Requirement — Reproduce the lines below without any changes, starting with the line that contains "close-icon [585, 12, 599, 26]" and continuing through the last line of the records.

Records in a dataset:
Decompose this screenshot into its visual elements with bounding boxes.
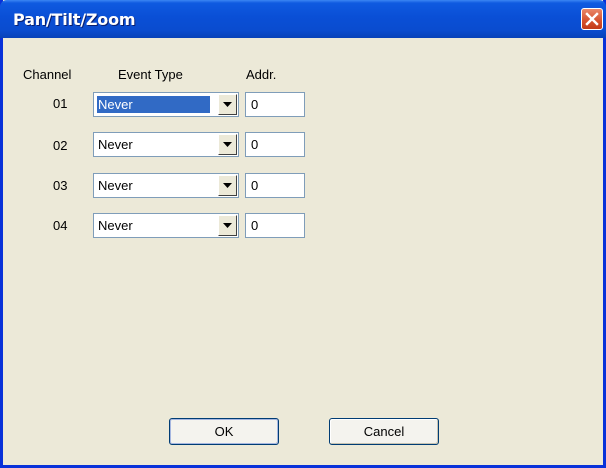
close-icon [585, 12, 599, 26]
event-type-select[interactable]: Never [93, 92, 239, 117]
chevron-down-icon [223, 102, 232, 107]
dropdown-button[interactable] [218, 175, 237, 196]
chevron-down-icon [223, 223, 232, 228]
event-type-value: Never [98, 218, 133, 233]
cancel-button[interactable]: Cancel [329, 418, 439, 445]
channel-label: 01 [53, 96, 68, 111]
ok-button[interactable]: OK [169, 418, 279, 445]
addr-input[interactable]: 0 [245, 132, 305, 157]
close-button[interactable] [581, 8, 603, 30]
addr-input[interactable]: 0 [245, 92, 305, 117]
title-bar[interactable]: Pan/Tilt/Zoom [0, 0, 606, 38]
dialog-window: Pan/Tilt/Zoom Channel Event Type Addr. 0… [0, 0, 606, 468]
channel-label: 03 [53, 178, 68, 193]
dropdown-button[interactable] [218, 94, 237, 115]
channel-label: 02 [53, 138, 68, 153]
dropdown-button[interactable] [218, 215, 237, 236]
addr-input[interactable]: 0 [245, 213, 305, 238]
event-type-value: Never [98, 178, 133, 193]
chevron-down-icon [223, 142, 232, 147]
dropdown-button[interactable] [218, 134, 237, 155]
event-type-header: Event Type [118, 67, 183, 82]
event-type-value: Never [97, 96, 210, 113]
event-type-select[interactable]: Never [93, 213, 239, 238]
channel-label: 04 [53, 218, 68, 233]
event-type-select[interactable]: Never [93, 173, 239, 198]
window-title: Pan/Tilt/Zoom [13, 10, 136, 29]
chevron-down-icon [223, 183, 232, 188]
event-type-value: Never [98, 137, 133, 152]
event-type-select[interactable]: Never [93, 132, 239, 157]
channel-header: Channel [23, 67, 72, 82]
addr-header: Addr. [246, 67, 277, 82]
addr-input[interactable]: 0 [245, 173, 305, 198]
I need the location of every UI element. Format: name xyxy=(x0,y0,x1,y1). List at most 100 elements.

The reply —
close-icon [585, 12, 599, 26]
event-type-select[interactable]: Never [93, 92, 239, 117]
chevron-down-icon [223, 102, 232, 107]
dropdown-button[interactable] [218, 175, 237, 196]
chevron-down-icon [223, 223, 232, 228]
event-type-value: Never [98, 218, 133, 233]
cancel-button[interactable]: Cancel [329, 418, 439, 445]
channel-label: 01 [53, 96, 68, 111]
ok-button[interactable]: OK [169, 418, 279, 445]
addr-input[interactable]: 0 [245, 132, 305, 157]
close-button[interactable] [581, 8, 603, 30]
addr-input[interactable]: 0 [245, 92, 305, 117]
title-bar[interactable]: Pan/Tilt/Zoom [0, 0, 606, 38]
dialog-window: Pan/Tilt/Zoom Channel Event Type Addr. 0… [0, 0, 606, 468]
channel-label: 03 [53, 178, 68, 193]
dropdown-button[interactable] [218, 94, 237, 115]
channel-label: 02 [53, 138, 68, 153]
dropdown-button[interactable] [218, 215, 237, 236]
addr-input[interactable]: 0 [245, 213, 305, 238]
event-type-value: Never [98, 178, 133, 193]
chevron-down-icon [223, 142, 232, 147]
dropdown-button[interactable] [218, 134, 237, 155]
event-type-header: Event Type [118, 67, 183, 82]
event-type-value: Never [97, 96, 210, 113]
event-type-select[interactable]: Never [93, 213, 239, 238]
channel-label: 04 [53, 218, 68, 233]
event-type-select[interactable]: Never [93, 173, 239, 198]
window-title: Pan/Tilt/Zoom [13, 10, 136, 29]
chevron-down-icon [223, 183, 232, 188]
event-type-value: Never [98, 137, 133, 152]
event-type-select[interactable]: Never [93, 132, 239, 157]
channel-header: Channel [23, 67, 72, 82]
addr-header: Addr. [246, 67, 277, 82]
addr-input[interactable]: 0 [245, 173, 305, 198]
I need the location of every UI element. Format: name xyxy=(x0,y0,x1,y1). List at most 100 elements.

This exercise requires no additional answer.